Task instructions
Can you find the lines of the listing that include "Measurement" and copy every one?
--- Start of Provided information ---
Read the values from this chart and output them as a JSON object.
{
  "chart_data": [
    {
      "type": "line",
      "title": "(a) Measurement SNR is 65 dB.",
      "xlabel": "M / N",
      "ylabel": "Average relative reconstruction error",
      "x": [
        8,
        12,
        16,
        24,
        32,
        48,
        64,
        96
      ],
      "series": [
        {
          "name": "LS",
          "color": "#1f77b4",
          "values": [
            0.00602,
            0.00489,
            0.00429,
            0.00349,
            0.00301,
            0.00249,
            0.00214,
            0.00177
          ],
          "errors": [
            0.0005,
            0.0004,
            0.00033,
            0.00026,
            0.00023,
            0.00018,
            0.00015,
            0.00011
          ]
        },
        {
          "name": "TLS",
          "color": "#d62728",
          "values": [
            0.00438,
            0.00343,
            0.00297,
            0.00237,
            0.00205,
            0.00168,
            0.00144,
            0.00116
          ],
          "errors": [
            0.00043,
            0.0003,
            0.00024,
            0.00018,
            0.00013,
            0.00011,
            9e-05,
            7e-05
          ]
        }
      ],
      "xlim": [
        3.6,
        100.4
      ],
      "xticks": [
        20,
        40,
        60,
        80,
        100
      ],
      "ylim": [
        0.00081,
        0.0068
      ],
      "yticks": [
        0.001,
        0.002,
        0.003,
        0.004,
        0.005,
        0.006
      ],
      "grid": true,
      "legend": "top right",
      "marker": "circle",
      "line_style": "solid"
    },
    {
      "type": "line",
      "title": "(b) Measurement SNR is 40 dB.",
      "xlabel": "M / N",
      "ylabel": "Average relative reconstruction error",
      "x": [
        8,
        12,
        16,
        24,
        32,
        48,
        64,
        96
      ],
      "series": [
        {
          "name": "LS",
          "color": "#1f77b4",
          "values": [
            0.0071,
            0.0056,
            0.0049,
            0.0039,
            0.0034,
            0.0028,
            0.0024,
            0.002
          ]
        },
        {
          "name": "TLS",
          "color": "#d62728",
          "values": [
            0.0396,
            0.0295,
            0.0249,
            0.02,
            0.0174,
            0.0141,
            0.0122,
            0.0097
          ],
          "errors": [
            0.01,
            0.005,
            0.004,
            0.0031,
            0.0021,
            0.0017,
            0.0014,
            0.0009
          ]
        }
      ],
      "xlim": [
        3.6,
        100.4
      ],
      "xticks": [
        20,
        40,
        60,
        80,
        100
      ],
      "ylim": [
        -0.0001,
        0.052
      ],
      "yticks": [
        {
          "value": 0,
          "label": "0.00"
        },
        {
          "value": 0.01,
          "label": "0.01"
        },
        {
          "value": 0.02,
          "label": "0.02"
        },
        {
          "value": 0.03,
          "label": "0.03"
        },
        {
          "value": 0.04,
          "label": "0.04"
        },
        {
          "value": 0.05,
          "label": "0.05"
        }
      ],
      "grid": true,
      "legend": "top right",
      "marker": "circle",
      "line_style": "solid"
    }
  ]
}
--- End of Provided information ---
Solution for this problem
      "title": "(a) Measurement SNR is 65 dB.",
      "title": "(b) Measurement SNR is 40 dB.",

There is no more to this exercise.